Give back all the data exactly, line by line.

::::::::

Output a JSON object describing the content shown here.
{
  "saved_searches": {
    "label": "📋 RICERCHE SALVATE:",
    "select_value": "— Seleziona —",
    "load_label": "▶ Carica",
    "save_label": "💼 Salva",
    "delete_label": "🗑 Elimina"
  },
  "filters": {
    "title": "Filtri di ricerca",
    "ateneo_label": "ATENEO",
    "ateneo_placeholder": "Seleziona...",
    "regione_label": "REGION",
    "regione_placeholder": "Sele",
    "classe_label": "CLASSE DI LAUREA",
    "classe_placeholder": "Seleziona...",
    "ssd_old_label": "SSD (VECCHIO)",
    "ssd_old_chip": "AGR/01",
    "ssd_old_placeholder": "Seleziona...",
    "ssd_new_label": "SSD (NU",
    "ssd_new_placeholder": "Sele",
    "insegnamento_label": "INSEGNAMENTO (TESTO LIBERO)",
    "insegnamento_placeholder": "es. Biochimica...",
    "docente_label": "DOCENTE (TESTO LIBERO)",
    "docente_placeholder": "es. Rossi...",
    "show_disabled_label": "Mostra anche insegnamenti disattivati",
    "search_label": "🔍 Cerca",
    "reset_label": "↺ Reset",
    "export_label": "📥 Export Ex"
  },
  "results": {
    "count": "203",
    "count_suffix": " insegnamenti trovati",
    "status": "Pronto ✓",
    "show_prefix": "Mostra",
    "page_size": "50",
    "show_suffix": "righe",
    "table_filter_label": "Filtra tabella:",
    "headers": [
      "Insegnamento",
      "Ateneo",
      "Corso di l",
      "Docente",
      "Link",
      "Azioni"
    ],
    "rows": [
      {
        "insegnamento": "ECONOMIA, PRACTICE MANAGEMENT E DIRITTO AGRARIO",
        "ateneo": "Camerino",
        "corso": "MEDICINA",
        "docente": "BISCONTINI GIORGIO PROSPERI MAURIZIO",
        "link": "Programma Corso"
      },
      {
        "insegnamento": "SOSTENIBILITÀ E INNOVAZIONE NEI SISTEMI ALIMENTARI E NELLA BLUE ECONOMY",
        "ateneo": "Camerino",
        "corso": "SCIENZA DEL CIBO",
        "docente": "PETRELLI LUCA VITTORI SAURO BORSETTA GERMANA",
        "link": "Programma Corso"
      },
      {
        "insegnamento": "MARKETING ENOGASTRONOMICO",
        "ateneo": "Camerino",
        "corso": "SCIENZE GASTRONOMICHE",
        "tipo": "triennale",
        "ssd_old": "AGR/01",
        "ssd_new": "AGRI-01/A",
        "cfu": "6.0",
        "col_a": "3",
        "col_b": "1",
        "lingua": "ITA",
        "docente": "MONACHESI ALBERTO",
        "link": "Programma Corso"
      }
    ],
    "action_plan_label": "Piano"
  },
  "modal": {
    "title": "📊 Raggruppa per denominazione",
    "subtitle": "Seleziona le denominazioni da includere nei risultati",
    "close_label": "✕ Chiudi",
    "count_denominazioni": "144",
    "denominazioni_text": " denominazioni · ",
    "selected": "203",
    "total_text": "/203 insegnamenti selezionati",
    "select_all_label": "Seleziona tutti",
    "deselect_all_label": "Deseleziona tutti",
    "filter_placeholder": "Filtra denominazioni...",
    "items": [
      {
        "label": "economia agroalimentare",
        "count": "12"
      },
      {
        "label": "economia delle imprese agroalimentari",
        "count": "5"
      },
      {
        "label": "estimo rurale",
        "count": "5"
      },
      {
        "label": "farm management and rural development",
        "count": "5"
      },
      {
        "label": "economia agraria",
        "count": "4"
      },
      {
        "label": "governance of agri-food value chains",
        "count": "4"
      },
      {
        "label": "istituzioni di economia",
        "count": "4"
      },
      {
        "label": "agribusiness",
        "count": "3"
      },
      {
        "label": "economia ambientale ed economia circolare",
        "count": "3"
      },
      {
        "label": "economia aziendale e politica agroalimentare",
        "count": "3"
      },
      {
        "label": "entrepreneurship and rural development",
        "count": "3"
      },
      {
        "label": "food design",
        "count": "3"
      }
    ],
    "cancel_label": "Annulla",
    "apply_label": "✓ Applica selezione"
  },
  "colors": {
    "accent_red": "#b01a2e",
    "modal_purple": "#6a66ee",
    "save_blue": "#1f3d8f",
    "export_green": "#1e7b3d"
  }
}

::::::::

> COMPLETED EXERCISE:
Output a JSON object describing the content shown here.
{
  "saved_searches": {
    "label": "📋 RICERCHE SALVATE:",
    "select_value": "— Seleziona —",
    "load_label": "▶ Carica",
    "save_label": "💼 Salva",
    "delete_label": "🗑 Elimina"
  },
  "filters": {
    "title": "Filtri di ricerca",
    "ateneo_label": "ATENEO",
    "ateneo_placeholder": "Seleziona...",
    "regione_label": "REGION",
    "regione_placeholder": "Sele",
    "classe_label": "CLASSE DI LAUREA",
    "classe_placeholder": "Seleziona...",
    "ssd_old_label": "SSD (VECCHIO)",
    "ssd_old_chip": "AGR/01",
    "ssd_old_placeholder": "Seleziona...",
    "ssd_new_label": "SSD (NU",
    "ssd_new_placeholder": "Sele",
    "insegnamento_label": "INSEGNAMENTO (TESTO LIBERO)",
    "insegnamento_placeholder": "es. Biochimica...",
    "docente_label": "DOCENTE (TESTO LIBERO)",
    "docente_placeholder": "es. Rossi...",
    "show_disabled_label": "Mostra anche insegnamenti disattivati",
    "search_label": "🔍 Cerca",
    "reset_label": "↺ Reset",
    "export_label": "📥 Export Ex"
  },
  "results": {
    "count": "203",
    "count_suffix": " insegnamenti trovati",
    "status": "Pronto ✓",
    "show_prefix": "Mostra",
    "page_size": "50",
    "show_suffix": "righe",
    "table_filter_label": "Filtra tabella:",
    "headers": [
      "Insegnamento",
      "Ateneo",
      "Corso di l",
      "Docente",
      "Link",
      "Azioni"
    ],
    "rows": [
      {
        "insegnamento": "ECONOMIA, PRACTICE MANAGEMENT E DIRITTO AGRARIO",
        "ateneo": "Camerino",
        "corso": "MEDICINA",
        "docente": "BISCONTINI GIORGIO PROSPERI MAURIZIO",
        "link": "Programma Corso"
      },
      {
        "insegnamento": "SOSTENIBILITÀ E INNOVAZIONE NEI SISTEMI ALIMENTARI E NELLA BLUE ECONOMY",
        "ateneo": "Camerino",
        "corso": "SCIENZA DEL CIBO",
        "docente": "PETRELLI LUCA VITTORI SAURO BORSETTA GERMANA",
        "link": "Programma Corso"
      },
      {
        "insegnamento": "MARKETING ENOGASTRONOMICO",
        "ateneo": "Camerino",
        "corso": "SCIENZE GASTRONOMICHE",
        "tipo": "triennale",
        "ssd_old": "AGR/01",
        "ssd_new": "AGRI-01/A",
        "cfu": "6.0",
        "col_a": "3",
        "col_b": "1",
        "lingua": "ITA",
        "docente": "MONACHESI ALBERTO",
        "link": "Programma Corso"
      }
    ],
    "action_plan_label": "Piano"
  },
  "modal": {
    "title": "📊 Raggruppa per denominazione",
    "subtitle": "Seleziona le denominazioni da includere nei risultati",
    "close_label": "✕ Chiudi",
    "count_denominazioni": "144",
    "denominazioni_text": " denominazioni · ",
    "selected": "203",
    "total_text": "/203 insegnamenti selezionati",
    "select_all_label": "Seleziona tutti",
    "deselect_all_label": "Deseleziona tutti",
    "filter_placeholder": "Filtra denominazioni...",
    "items": [
      {
        "label": "economia agroalimentare",
        "count": "12"
      },
      {
        "label": "economia delle imprese agroalimentari",
        "count": "5"
      },
      {
        "label": "estimo rurale",
        "count": "5"
      },
      {
        "label": "farm management and rural development",
        "count": "5"
      },
      {
        "label": "economia agraria",
        "count": "4"
      },
      {
        "label": "governance of agri-food value chains",
        "count": "4"
      },
      {
        "label": "istituzioni di economia",
        "count": "4"
      },
      {
        "label": "agribusiness",
        "count": "3"
      },
      {
        "label": "economia ambientale ed economia circolare",
        "count": "3"
      },
      {
        "label": "economia aziendale e politica agroalimentare",
        "count": "3"
      },
      {
        "label": "entrepreneurship and rural development",
        "count": "3"
      },
      {
        "label": "food design",
        "count": "3"
      }
    ],
    "cancel_label": "Annulla",
    "apply_label": "✓ Applica selezione"
  },
  "colors": {
    "accent_red": "#b01a2e",
    "modal_purple": "#6a66ee",
    "save_blue": "#1f3d8f",
    "export_green": "#1e7b3d"
  }
}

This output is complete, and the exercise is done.